═════ DATA FOR THIS TASK ═════

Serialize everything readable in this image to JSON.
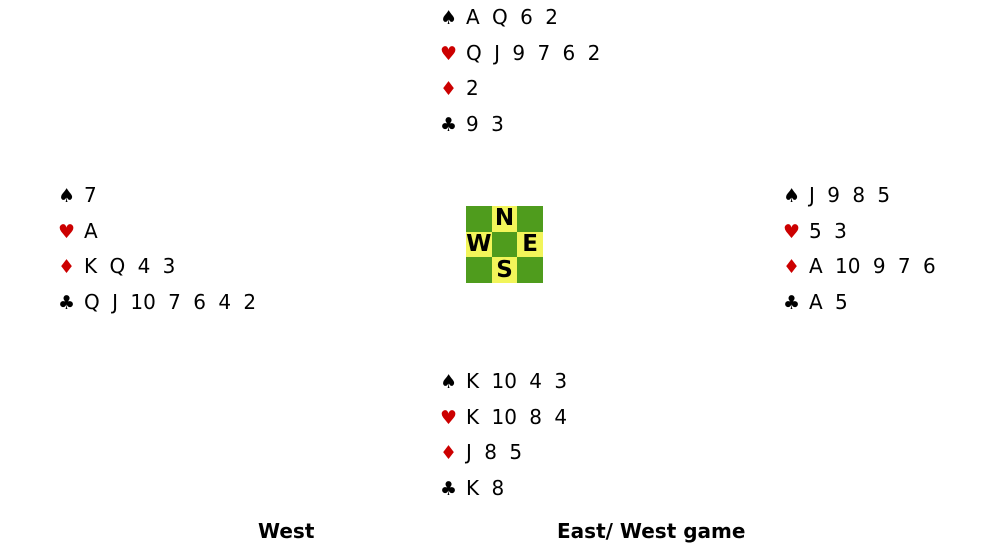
{
  "colors": {
    "black_suit": "#000000",
    "red_suit": "#cc0000",
    "compass_green": "#4f9c1d",
    "compass_yellow": "#f2f55a"
  },
  "suit_symbols": {
    "spades": "♠",
    "hearts": "♥",
    "diamonds": "♦",
    "clubs": "♣"
  },
  "hands": {
    "north": {
      "spades": "A Q 6 2",
      "hearts": "Q J 9 7 6 2",
      "diamonds": "2",
      "clubs": "9 3"
    },
    "west": {
      "spades": "7",
      "hearts": "A",
      "diamonds": "K Q 4 3",
      "clubs": "Q J 10 7 6 4 2"
    },
    "east": {
      "spades": "J 9 8 5",
      "hearts": "5 3",
      "diamonds": "A 10 9 7 6",
      "clubs": "A 5"
    },
    "south": {
      "spades": "K 10 4 3",
      "hearts": "K 10 8 4",
      "diamonds": "J 8 5",
      "clubs": "K 8"
    }
  },
  "compass": {
    "north": "N",
    "east": "E",
    "south": "S",
    "west": "W"
  },
  "footer": {
    "dealer": "West",
    "vulnerability": "East/ West game"
  }
}
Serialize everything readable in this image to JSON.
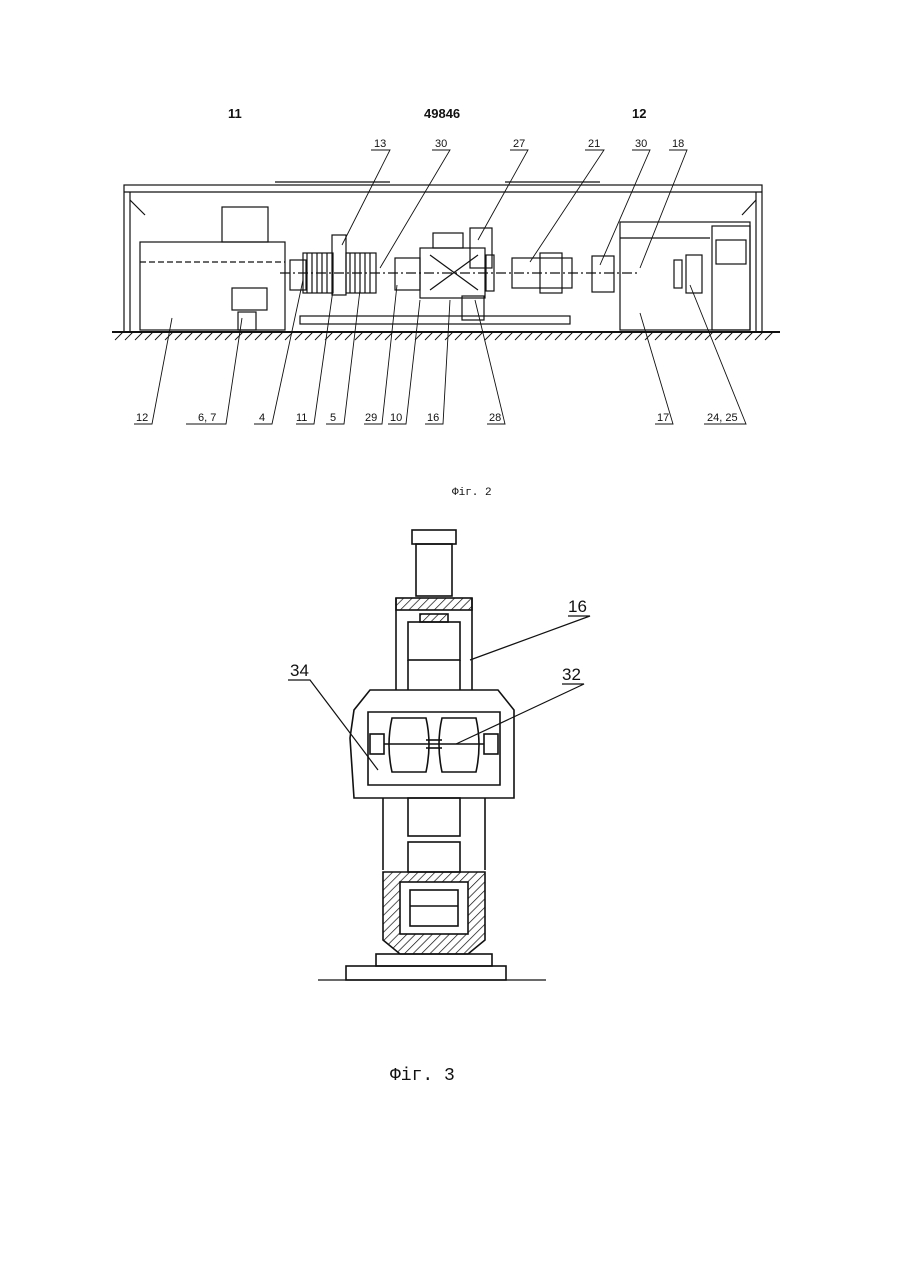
{
  "header": {
    "page_left": "11",
    "patent_number": "49846",
    "page_right": "12"
  },
  "figure2": {
    "caption": "Фіг. 2",
    "top_labels": [
      "13",
      "30",
      "27",
      "21",
      "30",
      "18"
    ],
    "bottom_labels": [
      "12",
      "6, 7",
      "4",
      "11",
      "5",
      "29",
      "10",
      "16",
      "28",
      "17",
      "24, 25"
    ]
  },
  "figure3": {
    "caption": "Фіг. 3",
    "labels": [
      "16",
      "34",
      "32"
    ]
  }
}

═════

▶ **THE EXERCISE**:
Copy all the data exactly as written, but skip any picture.

▶ **SOLUTION**:
Serialize everything readable in this image to JSON.
{
  "colors": {
    "black_suit": "#000000",
    "red_suit": "#cc0000",
    "compass_green": "#4f9c1d",
    "compass_yellow": "#f2f55a"
  },
  "suit_symbols": {
    "spades": "♠",
    "hearts": "♥",
    "diamonds": "♦",
    "clubs": "♣"
  },
  "hands": {
    "north": {
      "spades": "A Q 6 2",
      "hearts": "Q J 9 7 6 2",
      "diamonds": "2",
      "clubs": "9 3"
    },
    "west": {
      "spades": "7",
      "hearts": "A",
      "diamonds": "K Q 4 3",
      "clubs": "Q J 10 7 6 4 2"
    },
    "east": {
      "spades": "J 9 8 5",
      "hearts": "5 3",
      "diamonds": "A 10 9 7 6",
      "clubs": "A 5"
    },
    "south": {
      "spades": "K 10 4 3",
      "hearts": "K 10 8 4",
      "diamonds": "J 8 5",
      "clubs": "K 8"
    }
  },
  "compass": {
    "north": "N",
    "east": "E",
    "south": "S",
    "west": "W"
  },
  "footer": {
    "dealer": "West",
    "vulnerability": "East/ West game"
  }
}
Serialize everything readable in this image to JSON.
{
  "header": {
    "page_left": "11",
    "patent_number": "49846",
    "page_right": "12"
  },
  "figure2": {
    "caption": "Фіг. 2",
    "top_labels": [
      "13",
      "30",
      "27",
      "21",
      "30",
      "18"
    ],
    "bottom_labels": [
      "12",
      "6, 7",
      "4",
      "11",
      "5",
      "29",
      "10",
      "16",
      "28",
      "17",
      "24, 25"
    ]
  },
  "figure3": {
    "caption": "Фіг. 3",
    "labels": [
      "16",
      "34",
      "32"
    ]
  }
}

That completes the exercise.